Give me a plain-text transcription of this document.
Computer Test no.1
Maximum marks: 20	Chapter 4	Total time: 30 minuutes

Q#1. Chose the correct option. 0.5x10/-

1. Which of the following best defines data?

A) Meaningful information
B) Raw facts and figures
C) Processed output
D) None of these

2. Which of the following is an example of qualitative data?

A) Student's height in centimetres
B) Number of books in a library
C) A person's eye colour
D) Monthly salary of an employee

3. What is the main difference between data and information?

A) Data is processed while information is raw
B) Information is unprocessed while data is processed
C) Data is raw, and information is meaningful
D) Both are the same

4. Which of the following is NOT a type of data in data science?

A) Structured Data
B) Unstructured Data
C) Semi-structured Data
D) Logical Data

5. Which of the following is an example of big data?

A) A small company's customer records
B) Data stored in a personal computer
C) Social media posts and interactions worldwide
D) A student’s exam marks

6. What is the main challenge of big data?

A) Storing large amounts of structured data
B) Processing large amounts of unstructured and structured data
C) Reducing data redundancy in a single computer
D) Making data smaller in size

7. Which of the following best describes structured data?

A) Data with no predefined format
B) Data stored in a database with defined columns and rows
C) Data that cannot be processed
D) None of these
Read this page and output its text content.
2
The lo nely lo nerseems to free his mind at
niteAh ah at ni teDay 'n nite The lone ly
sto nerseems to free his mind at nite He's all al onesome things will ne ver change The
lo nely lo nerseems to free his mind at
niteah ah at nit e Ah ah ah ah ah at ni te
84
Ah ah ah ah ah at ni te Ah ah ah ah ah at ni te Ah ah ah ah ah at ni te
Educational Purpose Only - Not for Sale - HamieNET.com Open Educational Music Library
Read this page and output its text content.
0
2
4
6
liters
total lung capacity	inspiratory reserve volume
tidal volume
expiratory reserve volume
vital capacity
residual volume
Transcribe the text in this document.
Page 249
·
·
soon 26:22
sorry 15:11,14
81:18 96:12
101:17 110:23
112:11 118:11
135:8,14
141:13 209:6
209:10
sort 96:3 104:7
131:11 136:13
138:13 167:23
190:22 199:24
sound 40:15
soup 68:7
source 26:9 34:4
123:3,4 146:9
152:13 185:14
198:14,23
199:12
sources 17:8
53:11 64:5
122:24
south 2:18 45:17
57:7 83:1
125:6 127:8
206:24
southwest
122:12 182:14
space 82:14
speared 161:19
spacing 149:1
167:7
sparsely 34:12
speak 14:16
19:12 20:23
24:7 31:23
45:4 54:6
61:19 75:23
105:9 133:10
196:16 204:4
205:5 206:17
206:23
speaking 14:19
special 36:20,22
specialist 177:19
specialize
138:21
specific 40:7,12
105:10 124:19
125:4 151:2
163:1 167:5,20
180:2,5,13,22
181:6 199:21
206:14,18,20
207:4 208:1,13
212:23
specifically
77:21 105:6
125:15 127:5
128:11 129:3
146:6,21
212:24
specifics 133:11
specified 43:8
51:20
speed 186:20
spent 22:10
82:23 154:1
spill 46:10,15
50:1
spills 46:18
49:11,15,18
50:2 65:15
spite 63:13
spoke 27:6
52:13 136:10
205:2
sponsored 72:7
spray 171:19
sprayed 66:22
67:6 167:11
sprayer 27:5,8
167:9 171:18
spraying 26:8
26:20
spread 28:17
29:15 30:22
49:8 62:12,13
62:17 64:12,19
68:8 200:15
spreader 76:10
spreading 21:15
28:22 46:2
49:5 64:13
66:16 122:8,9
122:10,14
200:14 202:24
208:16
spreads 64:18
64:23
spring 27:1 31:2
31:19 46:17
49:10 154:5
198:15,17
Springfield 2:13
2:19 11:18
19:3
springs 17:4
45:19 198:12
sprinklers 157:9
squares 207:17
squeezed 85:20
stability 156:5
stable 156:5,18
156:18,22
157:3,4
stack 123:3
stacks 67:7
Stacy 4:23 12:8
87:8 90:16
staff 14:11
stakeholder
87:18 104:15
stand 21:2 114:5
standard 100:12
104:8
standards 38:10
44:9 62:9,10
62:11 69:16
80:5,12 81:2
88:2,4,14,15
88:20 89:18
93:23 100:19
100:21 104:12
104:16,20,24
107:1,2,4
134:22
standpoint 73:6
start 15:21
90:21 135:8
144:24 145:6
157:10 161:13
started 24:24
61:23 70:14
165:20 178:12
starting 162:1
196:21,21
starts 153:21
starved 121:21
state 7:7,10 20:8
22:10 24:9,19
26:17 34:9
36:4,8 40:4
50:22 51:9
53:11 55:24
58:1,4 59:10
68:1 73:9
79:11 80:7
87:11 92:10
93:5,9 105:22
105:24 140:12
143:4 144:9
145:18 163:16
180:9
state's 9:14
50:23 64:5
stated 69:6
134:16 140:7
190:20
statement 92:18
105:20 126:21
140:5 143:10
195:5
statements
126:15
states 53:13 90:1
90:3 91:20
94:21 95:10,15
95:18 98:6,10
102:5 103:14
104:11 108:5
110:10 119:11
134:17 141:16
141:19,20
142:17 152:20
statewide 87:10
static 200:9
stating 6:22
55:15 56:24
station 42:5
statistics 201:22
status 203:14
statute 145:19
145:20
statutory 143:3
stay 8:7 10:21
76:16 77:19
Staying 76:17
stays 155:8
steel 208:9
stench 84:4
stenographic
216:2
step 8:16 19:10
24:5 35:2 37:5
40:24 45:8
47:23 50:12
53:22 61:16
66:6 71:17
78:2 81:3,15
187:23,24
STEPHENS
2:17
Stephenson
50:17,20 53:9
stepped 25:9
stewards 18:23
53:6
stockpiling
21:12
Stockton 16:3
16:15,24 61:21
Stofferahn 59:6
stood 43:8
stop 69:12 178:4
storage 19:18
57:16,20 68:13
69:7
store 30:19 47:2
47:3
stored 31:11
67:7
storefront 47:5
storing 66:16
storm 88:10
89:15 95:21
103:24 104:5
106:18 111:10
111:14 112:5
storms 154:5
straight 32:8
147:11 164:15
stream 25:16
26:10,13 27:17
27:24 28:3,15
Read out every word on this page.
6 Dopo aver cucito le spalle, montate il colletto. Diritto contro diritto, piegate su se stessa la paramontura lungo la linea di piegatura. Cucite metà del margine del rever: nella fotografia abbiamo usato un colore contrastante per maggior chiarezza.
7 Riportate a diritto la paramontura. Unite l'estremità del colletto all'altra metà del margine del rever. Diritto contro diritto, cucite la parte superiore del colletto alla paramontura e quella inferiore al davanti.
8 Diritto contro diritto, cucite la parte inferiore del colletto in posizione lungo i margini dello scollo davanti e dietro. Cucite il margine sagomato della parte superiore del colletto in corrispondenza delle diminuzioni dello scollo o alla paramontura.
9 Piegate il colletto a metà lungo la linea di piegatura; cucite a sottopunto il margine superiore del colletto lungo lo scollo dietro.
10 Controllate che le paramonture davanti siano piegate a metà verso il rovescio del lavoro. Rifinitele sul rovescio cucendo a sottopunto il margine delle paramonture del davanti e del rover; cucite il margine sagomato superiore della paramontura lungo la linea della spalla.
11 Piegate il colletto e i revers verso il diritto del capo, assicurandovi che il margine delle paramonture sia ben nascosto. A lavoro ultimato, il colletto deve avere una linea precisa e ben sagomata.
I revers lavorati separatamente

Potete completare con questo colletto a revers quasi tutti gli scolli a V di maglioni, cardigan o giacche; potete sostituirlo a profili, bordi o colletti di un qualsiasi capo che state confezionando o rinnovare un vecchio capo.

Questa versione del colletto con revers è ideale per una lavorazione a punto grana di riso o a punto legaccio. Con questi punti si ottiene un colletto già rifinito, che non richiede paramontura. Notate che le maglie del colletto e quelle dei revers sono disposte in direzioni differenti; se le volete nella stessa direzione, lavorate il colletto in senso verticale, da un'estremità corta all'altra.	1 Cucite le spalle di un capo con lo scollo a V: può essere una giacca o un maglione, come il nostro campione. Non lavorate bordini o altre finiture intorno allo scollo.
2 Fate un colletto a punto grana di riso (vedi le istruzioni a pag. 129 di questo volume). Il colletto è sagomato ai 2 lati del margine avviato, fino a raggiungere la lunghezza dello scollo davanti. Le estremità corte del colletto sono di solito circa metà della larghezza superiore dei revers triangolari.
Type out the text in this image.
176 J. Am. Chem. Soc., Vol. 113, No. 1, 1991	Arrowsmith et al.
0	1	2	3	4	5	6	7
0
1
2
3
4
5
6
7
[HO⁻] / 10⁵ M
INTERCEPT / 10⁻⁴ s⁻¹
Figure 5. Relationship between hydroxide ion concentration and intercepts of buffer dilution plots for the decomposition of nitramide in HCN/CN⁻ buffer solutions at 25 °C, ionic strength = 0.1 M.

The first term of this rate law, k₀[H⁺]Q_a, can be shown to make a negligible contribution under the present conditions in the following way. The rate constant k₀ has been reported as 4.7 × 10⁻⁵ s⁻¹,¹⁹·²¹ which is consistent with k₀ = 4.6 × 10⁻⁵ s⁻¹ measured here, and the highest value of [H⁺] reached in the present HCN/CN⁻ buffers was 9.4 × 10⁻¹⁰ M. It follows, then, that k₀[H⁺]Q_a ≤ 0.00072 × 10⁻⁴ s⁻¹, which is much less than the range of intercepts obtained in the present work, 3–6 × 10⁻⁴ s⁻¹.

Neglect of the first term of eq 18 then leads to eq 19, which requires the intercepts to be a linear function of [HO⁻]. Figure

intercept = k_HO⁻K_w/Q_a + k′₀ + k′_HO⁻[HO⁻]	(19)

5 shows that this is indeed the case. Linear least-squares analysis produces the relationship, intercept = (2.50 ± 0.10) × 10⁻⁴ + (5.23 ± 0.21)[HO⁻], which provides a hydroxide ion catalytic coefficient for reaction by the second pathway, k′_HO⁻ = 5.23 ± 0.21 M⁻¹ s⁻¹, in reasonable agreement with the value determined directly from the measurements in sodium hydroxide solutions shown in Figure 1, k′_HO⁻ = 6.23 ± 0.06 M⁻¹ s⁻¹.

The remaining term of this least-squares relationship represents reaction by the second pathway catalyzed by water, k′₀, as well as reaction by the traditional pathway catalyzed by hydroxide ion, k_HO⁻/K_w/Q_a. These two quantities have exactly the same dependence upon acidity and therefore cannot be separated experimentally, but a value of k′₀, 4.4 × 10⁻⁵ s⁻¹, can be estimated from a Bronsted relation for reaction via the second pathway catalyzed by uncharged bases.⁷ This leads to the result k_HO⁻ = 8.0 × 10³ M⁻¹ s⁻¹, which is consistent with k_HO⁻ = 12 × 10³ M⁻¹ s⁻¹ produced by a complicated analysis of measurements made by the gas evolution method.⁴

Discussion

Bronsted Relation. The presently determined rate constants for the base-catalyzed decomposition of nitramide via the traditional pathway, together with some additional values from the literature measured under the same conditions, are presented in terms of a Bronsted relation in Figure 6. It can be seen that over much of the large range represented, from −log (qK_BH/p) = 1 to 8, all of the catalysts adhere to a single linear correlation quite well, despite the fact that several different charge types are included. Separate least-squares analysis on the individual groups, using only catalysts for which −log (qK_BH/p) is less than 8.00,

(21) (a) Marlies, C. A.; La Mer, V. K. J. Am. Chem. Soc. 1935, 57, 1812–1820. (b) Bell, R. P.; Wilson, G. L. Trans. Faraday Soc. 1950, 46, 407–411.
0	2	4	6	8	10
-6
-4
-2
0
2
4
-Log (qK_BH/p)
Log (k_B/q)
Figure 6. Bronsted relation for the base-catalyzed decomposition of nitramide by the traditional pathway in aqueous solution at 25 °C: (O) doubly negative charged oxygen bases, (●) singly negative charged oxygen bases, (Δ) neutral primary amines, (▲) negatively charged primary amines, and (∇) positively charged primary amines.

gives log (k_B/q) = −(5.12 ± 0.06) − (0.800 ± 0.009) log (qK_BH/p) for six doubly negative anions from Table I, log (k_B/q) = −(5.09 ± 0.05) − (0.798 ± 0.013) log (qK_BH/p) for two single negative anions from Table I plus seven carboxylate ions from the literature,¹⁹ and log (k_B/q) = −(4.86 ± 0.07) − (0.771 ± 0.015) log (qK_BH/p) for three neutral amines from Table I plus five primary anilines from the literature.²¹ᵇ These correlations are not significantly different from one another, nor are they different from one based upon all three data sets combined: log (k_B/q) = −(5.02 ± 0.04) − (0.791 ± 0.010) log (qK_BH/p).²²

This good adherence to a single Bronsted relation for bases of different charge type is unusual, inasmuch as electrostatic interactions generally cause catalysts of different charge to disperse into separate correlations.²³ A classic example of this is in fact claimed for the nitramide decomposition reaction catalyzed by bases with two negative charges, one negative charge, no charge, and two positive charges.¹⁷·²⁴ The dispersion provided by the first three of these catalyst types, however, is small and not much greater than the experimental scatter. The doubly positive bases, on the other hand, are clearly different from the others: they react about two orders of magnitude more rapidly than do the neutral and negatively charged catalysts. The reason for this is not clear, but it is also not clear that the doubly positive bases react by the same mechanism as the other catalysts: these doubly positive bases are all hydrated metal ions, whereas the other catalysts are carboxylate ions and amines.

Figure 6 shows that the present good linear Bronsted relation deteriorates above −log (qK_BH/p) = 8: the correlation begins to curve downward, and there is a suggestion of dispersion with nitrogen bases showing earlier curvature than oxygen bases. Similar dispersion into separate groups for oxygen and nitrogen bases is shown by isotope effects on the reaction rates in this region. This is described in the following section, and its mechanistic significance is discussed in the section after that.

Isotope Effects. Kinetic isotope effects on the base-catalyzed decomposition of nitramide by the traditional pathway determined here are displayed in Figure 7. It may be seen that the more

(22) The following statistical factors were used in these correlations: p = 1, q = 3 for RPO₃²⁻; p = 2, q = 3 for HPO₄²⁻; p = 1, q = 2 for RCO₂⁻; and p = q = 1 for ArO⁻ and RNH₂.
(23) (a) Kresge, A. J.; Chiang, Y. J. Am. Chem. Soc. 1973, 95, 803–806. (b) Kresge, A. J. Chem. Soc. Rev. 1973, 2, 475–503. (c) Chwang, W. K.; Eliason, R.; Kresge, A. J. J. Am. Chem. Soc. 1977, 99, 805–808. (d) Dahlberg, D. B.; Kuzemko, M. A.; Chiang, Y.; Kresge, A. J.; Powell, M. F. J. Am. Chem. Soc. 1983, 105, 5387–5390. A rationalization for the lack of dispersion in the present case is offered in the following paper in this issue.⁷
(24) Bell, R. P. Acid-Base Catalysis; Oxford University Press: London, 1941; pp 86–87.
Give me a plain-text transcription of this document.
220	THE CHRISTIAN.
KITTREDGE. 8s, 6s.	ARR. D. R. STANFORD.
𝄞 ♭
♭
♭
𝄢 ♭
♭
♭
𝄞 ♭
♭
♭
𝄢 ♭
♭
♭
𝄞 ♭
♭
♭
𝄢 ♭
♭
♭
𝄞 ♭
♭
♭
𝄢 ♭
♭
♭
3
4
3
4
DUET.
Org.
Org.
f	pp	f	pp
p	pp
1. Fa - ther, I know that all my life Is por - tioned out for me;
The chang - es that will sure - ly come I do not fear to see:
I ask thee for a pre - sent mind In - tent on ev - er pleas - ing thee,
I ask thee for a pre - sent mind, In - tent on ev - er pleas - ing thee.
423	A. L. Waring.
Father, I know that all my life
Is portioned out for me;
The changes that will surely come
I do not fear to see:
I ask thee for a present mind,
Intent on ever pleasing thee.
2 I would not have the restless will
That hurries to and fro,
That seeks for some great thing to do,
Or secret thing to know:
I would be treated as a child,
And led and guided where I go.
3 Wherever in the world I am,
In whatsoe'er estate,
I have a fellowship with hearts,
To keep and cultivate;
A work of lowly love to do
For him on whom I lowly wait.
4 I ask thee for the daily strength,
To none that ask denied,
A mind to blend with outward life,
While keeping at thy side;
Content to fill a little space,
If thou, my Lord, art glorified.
_ _ _ _
## EXERCISE DESCRIPTION
How many of the listing's lines contain "come"? Respond with a single number and nothing else.

## EXERCISE RESPONSE
3